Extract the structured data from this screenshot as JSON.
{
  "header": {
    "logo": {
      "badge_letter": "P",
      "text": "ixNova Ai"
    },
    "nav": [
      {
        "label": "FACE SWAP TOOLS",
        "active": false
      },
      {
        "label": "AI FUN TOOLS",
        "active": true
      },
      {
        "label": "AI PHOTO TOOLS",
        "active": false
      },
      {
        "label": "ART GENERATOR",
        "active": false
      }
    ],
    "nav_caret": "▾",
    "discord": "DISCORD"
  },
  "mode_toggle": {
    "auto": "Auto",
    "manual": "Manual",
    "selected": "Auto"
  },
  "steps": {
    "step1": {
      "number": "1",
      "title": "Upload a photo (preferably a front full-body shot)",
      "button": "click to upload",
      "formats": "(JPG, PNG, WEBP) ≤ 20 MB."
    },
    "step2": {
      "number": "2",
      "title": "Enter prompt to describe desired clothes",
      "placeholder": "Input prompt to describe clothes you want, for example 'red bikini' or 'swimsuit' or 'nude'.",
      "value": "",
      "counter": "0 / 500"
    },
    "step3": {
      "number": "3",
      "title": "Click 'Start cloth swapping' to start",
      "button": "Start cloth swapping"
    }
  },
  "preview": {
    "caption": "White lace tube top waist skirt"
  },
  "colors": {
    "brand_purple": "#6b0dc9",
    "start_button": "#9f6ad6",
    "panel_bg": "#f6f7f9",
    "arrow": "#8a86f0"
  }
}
—————
SHORT TASK: Write out every record shown above, word for word.

REPLY:
Extract the structured data from this screenshot as JSON.
{
  "header": {
    "logo": {
      "badge_letter": "P",
      "text": "ixNova Ai"
    },
    "nav": [
      {
        "label": "FACE SWAP TOOLS",
        "active": false
      },
      {
        "label": "AI FUN TOOLS",
        "active": true
      },
      {
        "label": "AI PHOTO TOOLS",
        "active": false
      },
      {
        "label": "ART GENERATOR",
        "active": false
      }
    ],
    "nav_caret": "▾",
    "discord": "DISCORD"
  },
  "mode_toggle": {
    "auto": "Auto",
    "manual": "Manual",
    "selected": "Auto"
  },
  "steps": {
    "step1": {
      "number": "1",
      "title": "Upload a photo (preferably a front full-body shot)",
      "button": "click to upload",
      "formats": "(JPG, PNG, WEBP) ≤ 20 MB."
    },
    "step2": {
      "number": "2",
      "title": "Enter prompt to describe desired clothes",
      "placeholder": "Input prompt to describe clothes you want, for example 'red bikini' or 'swimsuit' or 'nude'.",
      "value": "",
      "counter": "0 / 500"
    },
    "step3": {
      "number": "3",
      "title": "Click 'Start cloth swapping' to start",
      "button": "Start cloth swapping"
    }
  },
  "preview": {
    "caption": "White lace tube top waist skirt"
  },
  "colors": {
    "brand_purple": "#6b0dc9",
    "start_button": "#9f6ad6",
    "panel_bg": "#f6f7f9",
    "arrow": "#8a86f0"
  }
}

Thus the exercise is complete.